DO THIS =
Copy each line below in which the string "Manichéens" occurs.

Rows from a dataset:
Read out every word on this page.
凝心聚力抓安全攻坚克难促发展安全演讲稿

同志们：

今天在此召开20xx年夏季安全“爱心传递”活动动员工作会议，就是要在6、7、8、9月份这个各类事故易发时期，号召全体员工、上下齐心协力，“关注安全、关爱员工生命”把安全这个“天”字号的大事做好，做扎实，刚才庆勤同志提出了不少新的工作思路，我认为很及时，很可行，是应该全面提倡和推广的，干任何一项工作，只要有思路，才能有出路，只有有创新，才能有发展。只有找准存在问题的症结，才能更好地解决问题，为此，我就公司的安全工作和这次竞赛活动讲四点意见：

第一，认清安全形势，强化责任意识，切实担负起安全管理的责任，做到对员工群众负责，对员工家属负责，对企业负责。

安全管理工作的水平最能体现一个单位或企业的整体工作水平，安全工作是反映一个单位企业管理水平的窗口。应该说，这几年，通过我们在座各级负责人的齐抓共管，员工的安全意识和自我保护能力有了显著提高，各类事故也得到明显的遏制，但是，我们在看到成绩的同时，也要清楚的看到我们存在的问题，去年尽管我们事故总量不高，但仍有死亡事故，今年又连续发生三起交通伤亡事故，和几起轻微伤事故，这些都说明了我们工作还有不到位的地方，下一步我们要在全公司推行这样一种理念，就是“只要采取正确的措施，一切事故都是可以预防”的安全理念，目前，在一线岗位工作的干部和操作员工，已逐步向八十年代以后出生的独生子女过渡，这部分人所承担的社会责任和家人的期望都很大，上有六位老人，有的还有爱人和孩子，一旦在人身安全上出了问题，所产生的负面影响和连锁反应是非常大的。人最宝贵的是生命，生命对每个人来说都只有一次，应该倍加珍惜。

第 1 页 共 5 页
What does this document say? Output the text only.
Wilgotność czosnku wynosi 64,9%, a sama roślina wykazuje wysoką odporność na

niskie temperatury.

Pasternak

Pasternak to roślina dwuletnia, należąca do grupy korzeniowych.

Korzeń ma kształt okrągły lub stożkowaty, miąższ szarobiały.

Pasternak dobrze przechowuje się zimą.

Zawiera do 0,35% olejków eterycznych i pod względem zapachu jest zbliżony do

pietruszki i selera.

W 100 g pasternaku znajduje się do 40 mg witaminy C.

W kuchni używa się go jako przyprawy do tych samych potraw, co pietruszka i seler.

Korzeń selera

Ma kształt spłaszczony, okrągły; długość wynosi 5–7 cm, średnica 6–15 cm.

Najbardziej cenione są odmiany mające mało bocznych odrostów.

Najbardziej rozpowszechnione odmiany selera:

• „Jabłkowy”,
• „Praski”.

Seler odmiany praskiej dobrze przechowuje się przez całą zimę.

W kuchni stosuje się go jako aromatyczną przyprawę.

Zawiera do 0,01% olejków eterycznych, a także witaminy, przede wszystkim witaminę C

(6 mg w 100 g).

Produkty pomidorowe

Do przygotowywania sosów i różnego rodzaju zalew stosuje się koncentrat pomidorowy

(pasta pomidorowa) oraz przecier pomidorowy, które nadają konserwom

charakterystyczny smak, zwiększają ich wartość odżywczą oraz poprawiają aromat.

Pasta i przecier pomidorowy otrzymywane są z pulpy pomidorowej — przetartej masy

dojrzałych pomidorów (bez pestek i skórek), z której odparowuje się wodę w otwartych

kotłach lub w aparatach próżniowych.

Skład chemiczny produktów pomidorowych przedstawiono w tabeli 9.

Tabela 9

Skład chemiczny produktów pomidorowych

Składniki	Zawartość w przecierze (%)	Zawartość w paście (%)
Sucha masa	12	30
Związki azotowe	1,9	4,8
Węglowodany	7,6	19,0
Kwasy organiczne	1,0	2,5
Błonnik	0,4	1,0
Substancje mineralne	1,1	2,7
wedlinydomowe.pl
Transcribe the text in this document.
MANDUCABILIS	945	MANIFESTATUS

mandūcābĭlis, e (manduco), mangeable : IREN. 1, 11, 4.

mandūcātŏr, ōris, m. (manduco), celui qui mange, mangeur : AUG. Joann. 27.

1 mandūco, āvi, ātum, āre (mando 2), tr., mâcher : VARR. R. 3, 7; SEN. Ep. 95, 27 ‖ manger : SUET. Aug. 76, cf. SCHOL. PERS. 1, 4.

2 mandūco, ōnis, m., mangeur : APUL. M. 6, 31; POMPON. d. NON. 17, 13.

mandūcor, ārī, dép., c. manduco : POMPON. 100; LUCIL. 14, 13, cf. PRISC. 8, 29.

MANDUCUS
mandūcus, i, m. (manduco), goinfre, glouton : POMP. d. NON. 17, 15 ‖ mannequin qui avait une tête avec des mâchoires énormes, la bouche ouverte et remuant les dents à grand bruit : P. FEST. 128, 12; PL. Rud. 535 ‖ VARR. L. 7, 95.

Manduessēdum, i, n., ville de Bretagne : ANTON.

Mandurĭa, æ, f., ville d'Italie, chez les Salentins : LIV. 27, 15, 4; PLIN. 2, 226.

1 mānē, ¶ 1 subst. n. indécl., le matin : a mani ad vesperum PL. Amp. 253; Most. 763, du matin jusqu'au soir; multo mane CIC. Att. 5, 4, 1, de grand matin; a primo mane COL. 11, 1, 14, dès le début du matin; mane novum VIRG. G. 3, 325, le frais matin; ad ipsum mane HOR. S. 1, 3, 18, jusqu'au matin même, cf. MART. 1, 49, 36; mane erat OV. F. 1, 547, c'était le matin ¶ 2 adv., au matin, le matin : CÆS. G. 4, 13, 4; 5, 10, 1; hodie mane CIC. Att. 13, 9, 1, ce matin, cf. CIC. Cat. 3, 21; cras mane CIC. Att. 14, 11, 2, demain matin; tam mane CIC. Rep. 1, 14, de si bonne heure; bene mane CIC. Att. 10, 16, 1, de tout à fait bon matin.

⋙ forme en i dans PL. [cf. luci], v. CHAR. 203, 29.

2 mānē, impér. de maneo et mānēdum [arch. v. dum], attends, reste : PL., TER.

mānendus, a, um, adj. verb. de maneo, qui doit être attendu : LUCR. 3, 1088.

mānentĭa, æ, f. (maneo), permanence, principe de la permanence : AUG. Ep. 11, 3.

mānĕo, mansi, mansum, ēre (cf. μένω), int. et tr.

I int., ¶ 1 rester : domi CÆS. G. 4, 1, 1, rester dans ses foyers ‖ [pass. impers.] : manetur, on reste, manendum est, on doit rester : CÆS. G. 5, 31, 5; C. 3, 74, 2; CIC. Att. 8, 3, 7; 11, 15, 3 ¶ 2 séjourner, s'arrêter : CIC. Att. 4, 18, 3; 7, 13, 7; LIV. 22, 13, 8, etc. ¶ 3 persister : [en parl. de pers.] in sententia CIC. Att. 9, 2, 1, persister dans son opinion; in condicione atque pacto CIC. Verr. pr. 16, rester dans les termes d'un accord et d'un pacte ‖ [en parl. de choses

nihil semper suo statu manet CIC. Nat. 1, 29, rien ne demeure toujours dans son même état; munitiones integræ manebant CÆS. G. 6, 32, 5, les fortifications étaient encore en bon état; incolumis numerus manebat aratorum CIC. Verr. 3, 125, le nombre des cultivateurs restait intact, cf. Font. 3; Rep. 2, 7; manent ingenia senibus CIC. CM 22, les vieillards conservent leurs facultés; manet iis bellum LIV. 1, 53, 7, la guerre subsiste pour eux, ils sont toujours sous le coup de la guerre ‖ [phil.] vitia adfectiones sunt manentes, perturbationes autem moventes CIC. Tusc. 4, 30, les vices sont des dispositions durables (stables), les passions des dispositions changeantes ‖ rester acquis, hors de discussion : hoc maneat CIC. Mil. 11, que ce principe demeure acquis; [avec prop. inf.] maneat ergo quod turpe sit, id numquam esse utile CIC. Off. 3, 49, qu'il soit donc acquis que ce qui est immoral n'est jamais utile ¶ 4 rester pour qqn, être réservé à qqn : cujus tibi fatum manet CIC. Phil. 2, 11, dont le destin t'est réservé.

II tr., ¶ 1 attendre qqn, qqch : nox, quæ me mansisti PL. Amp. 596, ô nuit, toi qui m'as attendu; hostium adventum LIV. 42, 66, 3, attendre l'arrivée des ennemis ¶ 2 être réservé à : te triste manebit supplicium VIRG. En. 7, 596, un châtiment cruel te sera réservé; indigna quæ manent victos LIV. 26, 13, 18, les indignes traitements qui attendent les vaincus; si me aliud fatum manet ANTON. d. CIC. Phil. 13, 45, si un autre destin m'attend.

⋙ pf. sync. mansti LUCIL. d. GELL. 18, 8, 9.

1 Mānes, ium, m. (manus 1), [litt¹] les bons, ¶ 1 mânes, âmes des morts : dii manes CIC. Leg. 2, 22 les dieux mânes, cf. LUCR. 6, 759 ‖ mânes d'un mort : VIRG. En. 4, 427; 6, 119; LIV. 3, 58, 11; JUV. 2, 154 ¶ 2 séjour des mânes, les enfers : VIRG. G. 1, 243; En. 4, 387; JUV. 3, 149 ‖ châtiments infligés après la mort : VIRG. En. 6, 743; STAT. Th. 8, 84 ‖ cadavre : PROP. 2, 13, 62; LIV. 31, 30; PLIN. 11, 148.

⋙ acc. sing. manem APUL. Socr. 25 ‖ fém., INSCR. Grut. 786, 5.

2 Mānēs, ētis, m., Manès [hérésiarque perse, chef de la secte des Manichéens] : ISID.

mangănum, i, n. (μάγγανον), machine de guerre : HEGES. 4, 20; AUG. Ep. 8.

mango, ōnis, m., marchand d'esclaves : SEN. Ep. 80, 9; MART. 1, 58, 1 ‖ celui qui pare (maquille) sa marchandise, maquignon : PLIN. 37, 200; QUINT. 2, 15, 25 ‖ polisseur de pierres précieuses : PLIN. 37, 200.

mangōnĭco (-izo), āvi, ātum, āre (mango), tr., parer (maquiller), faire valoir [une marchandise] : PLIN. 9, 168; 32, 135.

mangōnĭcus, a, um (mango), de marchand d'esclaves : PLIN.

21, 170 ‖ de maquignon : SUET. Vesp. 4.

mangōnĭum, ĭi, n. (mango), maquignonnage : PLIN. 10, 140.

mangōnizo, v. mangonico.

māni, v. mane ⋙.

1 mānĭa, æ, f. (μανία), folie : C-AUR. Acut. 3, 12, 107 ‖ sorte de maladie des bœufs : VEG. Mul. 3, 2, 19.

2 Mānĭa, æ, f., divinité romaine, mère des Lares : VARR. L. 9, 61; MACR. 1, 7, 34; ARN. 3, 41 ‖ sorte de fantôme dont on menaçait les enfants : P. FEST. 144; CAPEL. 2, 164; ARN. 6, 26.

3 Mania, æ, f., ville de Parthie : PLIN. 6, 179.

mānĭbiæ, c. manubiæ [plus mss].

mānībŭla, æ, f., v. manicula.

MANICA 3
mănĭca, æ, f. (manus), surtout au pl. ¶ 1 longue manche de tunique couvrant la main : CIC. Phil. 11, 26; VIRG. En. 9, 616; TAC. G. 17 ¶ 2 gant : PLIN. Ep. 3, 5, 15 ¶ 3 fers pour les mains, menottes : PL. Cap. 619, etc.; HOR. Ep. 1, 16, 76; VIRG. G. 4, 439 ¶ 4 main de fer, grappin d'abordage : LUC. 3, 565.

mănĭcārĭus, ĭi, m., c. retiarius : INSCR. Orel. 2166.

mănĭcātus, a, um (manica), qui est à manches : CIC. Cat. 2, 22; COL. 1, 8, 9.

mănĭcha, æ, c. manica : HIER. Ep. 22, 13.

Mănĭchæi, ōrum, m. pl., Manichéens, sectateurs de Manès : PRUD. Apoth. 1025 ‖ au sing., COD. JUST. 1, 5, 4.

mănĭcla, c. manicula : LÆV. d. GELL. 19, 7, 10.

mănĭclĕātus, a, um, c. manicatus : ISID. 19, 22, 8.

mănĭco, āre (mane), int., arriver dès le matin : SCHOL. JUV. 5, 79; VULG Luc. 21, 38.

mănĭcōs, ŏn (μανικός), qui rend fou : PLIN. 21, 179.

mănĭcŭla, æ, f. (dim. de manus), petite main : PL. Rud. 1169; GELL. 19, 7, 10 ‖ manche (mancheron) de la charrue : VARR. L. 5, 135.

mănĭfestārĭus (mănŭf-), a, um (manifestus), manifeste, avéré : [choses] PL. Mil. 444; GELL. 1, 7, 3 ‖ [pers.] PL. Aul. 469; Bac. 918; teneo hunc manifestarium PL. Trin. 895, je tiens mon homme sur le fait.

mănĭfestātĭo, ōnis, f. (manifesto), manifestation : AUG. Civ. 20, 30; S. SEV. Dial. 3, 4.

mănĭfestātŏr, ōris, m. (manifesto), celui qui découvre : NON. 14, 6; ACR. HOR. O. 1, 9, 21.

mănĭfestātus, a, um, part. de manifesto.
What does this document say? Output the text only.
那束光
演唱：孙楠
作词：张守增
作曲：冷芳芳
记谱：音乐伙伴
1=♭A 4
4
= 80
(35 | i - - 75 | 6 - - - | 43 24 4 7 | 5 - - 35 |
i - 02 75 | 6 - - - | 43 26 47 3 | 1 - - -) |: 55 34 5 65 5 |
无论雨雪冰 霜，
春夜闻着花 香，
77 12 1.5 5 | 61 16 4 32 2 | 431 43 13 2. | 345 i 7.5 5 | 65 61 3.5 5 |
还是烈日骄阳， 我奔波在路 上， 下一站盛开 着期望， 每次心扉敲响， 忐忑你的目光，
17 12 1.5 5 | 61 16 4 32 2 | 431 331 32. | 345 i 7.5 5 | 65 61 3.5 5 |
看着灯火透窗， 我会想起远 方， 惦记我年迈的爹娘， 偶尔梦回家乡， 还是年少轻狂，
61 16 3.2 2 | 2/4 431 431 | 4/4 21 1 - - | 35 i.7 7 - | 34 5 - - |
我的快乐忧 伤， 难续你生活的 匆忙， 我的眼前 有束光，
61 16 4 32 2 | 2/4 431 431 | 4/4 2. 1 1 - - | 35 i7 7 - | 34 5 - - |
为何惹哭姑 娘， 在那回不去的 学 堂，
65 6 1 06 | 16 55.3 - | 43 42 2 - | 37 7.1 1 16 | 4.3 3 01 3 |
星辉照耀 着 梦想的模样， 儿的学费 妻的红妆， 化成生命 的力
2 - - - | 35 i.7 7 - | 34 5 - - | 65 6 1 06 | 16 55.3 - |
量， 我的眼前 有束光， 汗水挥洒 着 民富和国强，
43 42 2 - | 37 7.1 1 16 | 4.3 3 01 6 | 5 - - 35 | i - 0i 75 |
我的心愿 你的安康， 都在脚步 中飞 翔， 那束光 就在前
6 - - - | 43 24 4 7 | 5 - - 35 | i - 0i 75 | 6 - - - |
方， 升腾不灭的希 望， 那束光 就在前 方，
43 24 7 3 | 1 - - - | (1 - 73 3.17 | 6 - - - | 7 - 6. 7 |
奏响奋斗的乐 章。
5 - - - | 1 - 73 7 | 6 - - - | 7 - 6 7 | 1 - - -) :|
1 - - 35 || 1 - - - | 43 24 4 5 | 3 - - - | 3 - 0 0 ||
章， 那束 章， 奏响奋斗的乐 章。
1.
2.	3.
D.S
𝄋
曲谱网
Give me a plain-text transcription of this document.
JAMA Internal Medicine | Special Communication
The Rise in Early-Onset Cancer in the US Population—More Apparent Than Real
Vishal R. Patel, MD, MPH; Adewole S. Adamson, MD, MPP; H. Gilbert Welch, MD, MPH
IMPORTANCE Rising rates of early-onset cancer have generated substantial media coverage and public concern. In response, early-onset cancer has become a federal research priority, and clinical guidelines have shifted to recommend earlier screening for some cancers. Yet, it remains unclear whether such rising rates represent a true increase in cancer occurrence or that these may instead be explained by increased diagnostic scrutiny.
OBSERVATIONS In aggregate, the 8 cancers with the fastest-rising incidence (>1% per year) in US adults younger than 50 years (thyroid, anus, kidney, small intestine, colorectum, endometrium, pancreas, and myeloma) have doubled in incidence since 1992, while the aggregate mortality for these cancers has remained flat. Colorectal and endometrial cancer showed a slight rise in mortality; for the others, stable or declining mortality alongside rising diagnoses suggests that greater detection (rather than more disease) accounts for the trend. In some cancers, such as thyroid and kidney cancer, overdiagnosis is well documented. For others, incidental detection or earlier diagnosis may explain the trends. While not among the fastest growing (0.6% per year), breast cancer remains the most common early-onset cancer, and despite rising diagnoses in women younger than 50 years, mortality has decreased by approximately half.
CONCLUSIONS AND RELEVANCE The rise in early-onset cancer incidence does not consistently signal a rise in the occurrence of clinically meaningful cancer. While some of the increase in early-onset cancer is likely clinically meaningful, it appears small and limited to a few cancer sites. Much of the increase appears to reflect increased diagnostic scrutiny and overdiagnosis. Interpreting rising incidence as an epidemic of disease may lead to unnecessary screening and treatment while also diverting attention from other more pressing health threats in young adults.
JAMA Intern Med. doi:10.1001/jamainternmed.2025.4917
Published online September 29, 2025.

WORKED SOLUTION =
2 Mānēs, ētis, m., Manès [hérésiarque perse, chef de la secte des Manichéens] : ISID.
Mănĭchæi, ōrum, m. pl., Manichéens, sectateurs de Manès : PRUD. Apoth. 1025 ‖ au sing., COD. JUST. 1, 5, 4.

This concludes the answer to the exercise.